■ Fragment tekstu ■
"""

Nie doczytałam bo to nie było napisane. No i u Ciebie - logicznej przeciez
osoby o wiele bardziej spodziewałam się argumentów a nie ironii.
> Otóż to jest argument z cyklu "jak bedziesz miec dziecko to pogadamy
o...".
> Ja pomimo tego, że mam doświadczenie pt. "moi rodzice zostali napadnięci i
> nie wyszli z tego bez szwanku" nadal nie wyobrazam sobie najgorszego. Taki
> ze mnie typ - nie ma sensu zamartwianie się na zapas.
Zgadzam się, że zamartwianie się na zapas nie mam sensu, ale czy my
przypadkiem nie dyskutujemy o troszczeniu się o innych ludzi? Odbiegasz
daleko od tematu....
> > Powinnam przeprosić siebie, że potraktowałam grupę pl. soc. rodzina jak
> > grupę ludzi przyjacielskich, nastawionych pozytywnie. O naiwności
ludzka!
>
> Człowiek uczy sie całe życie...
I umiera głupi- ale szcześciem nie Ty jedna tu piszesz.....
> > Powiedz mi co jest takiego złego w tym, że ktoś się troszczy o druga
osobę?
> Niektórzy ludzie szanują swoją prywatność.
> Pracowałam w firmie, w której *pracowałam* i nie miałam zamiaru sie nią
> dzielić ani tym, że mam nowego kota, ani tym, że mi umarł chomik.
> Pracowałam w siedziebie firmy, i najnormalniej w świecie nie życzyłam
> sobie, żeby np dyrektor handlowy nachodził mnie w moim mieszkaniu.
A nachodził Cię?
Rozumiem, że naruszeniem prywatności jest w Twoim rozumieniu także pytanie o
zdrowie, dyskusja o obejrzanym filmie czy artykule z "twojego Stylu"?
Właściwie to wszelkie tematy poza zawodowymi.
Dla mnie to okropne sztywniactwo. Sama właśnie dzięki gadkom o artykułach w
Twoim Stylu poznałam dwie wspaniałe przyjaciółki. Praca w przyjaznym
środowisku jest przyjemnością- przynajmniej dla mnie. Spędzamy tam tyle
czasu! Moim zdaniem nie da się wyłaczyc życia na czas pełnienia obowiązków
zawodowych bo normalnie nie byłoby kiedy żyć.
> Tak samo nie życzę sobie, żeby o 21.00 przychodziła sąsiadka z dołu
> pożyczyć mąkę.

"""

■ Polecenie A ■
Czy stwierdzenia (i)–(iii) zgadzają się z fragmentem tekstu? Przy każdym odpowiedz „tak” lub „nie” i zacytuj dosłownie słowa, które o tym rozstrzygają.
(i) W cytowanej wypowiedzi mimo napadu na rodziców nadal nie wyobraża się najgorszego.
(ii) Odpowiadająca osoba poznała dwie przyjaciółki dzięki rozmowom o obejrzanych filmach.
(iii) W cytowanej wypowiedzi pada niechęć do tego, by o 21.00 przychodziła sąsiadka z dołu.
■ Polecenie B ■
Proszę przepisać z fragmentu tekstu dokładnie odcinek od „I umiera głupi- ale” do „A nachodził Cię?” włącznie.
■ Polecenie C ■
Wyjaśnij w jednym do trzech zdań, dlaczego według fragmentu tekstu nie da się wyłączyć życia na czas obowiązków zawodowych.

■ Pokazane zapisy ■
"""

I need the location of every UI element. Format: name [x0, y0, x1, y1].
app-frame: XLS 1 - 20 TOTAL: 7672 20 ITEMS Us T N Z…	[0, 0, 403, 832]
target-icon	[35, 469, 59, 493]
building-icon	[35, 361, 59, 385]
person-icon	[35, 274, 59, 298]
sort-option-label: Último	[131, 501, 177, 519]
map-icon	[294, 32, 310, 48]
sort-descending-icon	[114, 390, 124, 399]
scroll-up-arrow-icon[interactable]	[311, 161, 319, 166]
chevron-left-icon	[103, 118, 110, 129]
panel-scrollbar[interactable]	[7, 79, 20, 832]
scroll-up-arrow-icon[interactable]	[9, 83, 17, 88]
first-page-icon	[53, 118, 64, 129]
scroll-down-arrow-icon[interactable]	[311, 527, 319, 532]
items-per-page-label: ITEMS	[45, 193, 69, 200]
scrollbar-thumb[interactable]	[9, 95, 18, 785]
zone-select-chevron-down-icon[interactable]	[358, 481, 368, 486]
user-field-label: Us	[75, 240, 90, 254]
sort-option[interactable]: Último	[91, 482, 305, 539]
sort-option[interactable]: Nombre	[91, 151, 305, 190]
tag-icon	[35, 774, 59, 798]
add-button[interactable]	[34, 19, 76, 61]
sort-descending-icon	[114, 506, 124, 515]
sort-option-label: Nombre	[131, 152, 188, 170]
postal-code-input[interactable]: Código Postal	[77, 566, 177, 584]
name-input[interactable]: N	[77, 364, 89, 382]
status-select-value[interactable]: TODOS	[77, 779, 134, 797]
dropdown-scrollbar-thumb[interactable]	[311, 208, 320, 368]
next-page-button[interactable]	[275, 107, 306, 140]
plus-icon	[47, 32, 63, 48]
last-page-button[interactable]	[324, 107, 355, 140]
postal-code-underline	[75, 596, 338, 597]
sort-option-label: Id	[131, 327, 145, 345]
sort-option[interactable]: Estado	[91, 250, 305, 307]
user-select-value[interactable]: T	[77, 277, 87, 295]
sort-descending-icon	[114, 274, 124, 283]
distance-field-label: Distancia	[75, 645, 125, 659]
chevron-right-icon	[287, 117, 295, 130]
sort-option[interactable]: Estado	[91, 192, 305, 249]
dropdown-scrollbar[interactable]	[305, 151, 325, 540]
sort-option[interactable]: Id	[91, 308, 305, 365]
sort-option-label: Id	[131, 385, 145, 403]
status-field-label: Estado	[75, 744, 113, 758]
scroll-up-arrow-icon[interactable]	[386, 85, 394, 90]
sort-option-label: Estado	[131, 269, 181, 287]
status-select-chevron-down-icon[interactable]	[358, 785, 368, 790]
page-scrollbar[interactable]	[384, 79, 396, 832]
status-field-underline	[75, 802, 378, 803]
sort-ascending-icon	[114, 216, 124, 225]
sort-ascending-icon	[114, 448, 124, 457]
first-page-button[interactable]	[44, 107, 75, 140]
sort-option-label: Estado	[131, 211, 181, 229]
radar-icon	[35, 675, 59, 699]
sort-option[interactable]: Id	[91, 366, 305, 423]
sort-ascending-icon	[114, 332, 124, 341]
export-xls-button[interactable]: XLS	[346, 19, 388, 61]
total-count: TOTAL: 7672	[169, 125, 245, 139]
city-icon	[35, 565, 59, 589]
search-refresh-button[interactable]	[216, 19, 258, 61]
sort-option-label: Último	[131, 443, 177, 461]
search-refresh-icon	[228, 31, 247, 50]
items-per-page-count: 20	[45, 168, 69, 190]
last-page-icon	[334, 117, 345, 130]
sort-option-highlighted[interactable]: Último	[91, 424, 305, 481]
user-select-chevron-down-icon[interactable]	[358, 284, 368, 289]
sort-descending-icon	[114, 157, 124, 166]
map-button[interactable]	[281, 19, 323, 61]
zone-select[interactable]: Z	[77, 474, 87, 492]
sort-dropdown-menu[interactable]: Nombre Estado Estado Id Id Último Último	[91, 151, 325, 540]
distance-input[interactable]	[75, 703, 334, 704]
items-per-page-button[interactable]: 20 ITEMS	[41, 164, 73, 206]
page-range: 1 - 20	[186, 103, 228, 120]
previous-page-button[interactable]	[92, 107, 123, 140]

"""
"""

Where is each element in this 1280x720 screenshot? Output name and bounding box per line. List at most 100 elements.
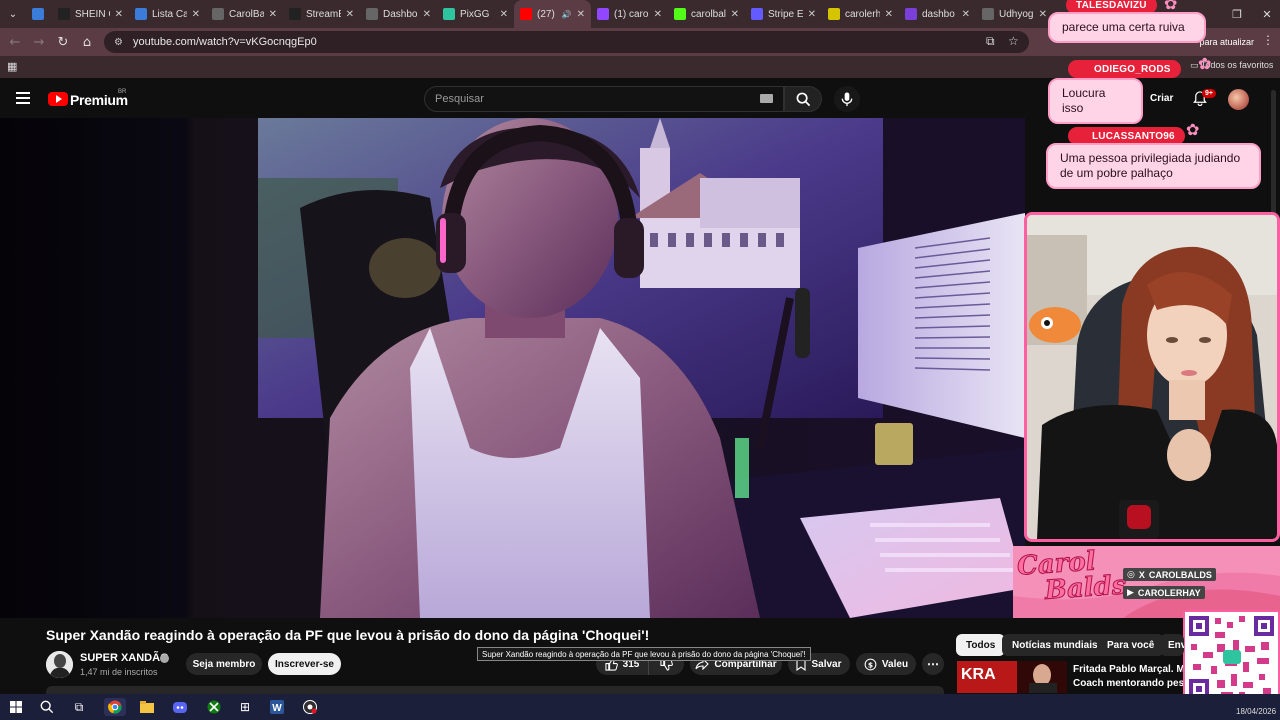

"""

■ Odpowiedź pisemna A ■
(i) Tak: „nadal nie wyobrazam sobie najgorszego”.
(ii) Nie: „dzięki gadkom o artykułach w Twoim Stylu poznałam dwie wspaniałe przyjaciółki”.
(iii) Tak: „nie życzę sobie, żeby o 21.00 przychodziła sąsiadka z dołu”.

■ Odpowiedź pisemna B ■
I umiera głupi- ale szcześciem nie Ty jedna tu piszesz.....
> > Powiedz mi co jest takiego złego w tym, że ktoś się troszczy o druga
osobę?
> Niektórzy ludzie szanują swoją prywatność.
> Pracowałam w firmie, w której *pracowałam* i nie miałam zamiaru sie nią
> dzielić ani tym, że mam nowego kota, ani tym, że mi umarł chomik.
> Pracowałam w siedziebie firmy, i najnormalniej w świecie nie życzyłam
> sobie, żeby np dyrektor handlowy nachodził mnie w moim mieszkaniu.
A nachodził Cię?

■ Odpowiedź pisemna C ■
W pracy spędza się bardzo dużo czasu. Gdyby na ten czas wyłączyć życie, normalnie nie byłoby kiedy żyć.